"""

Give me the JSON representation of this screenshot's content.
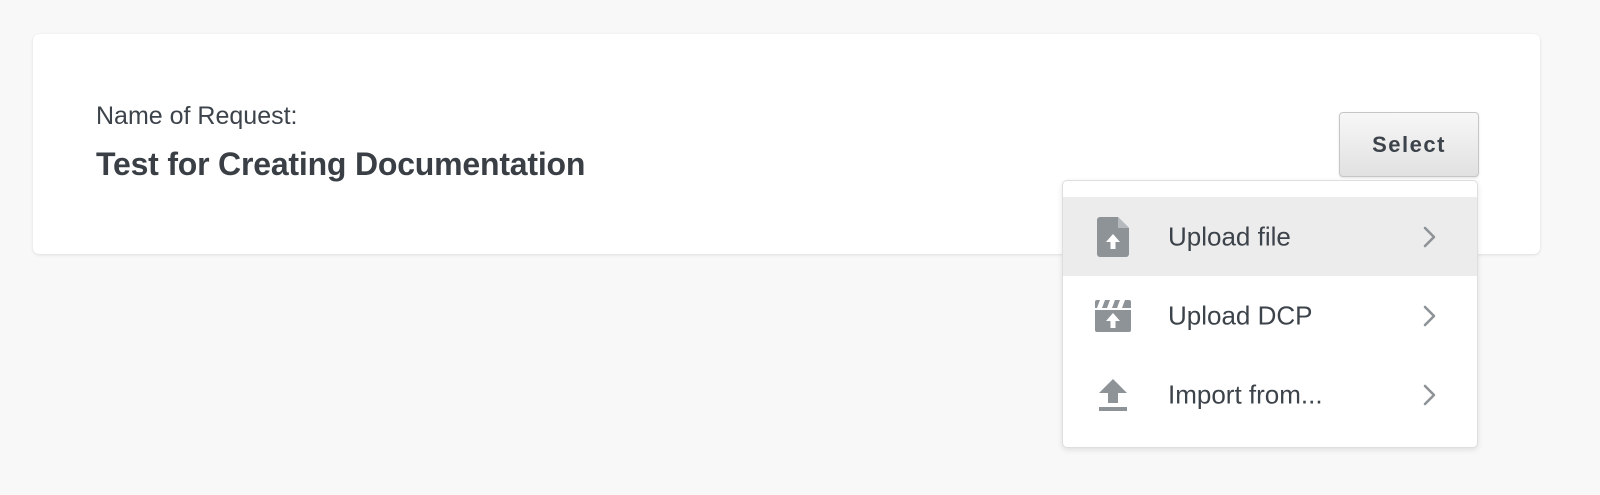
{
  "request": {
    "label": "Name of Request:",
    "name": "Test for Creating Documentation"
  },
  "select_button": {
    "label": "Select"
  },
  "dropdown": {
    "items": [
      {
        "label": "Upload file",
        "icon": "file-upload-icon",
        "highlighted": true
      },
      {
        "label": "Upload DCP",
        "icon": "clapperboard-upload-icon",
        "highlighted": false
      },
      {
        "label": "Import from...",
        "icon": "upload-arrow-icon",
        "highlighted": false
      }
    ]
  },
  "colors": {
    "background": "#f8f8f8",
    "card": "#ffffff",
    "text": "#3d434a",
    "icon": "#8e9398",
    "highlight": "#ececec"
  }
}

"""

— Goal —
Return each line of the data, keeping its wording exact and omitting pictures.

— Exercise output —
Give me the JSON representation of this screenshot's content.
{
  "request": {
    "label": "Name of Request:",
    "name": "Test for Creating Documentation"
  },
  "select_button": {
    "label": "Select"
  },
  "dropdown": {
    "items": [
      {
        "label": "Upload file",
        "icon": "file-upload-icon",
        "highlighted": true
      },
      {
        "label": "Upload DCP",
        "icon": "clapperboard-upload-icon",
        "highlighted": false
      },
      {
        "label": "Import from...",
        "icon": "upload-arrow-icon",
        "highlighted": false
      }
    ]
  },
  "colors": {
    "background": "#f8f8f8",
    "card": "#ffffff",
    "text": "#3d434a",
    "icon": "#8e9398",
    "highlight": "#ececec"
  }
}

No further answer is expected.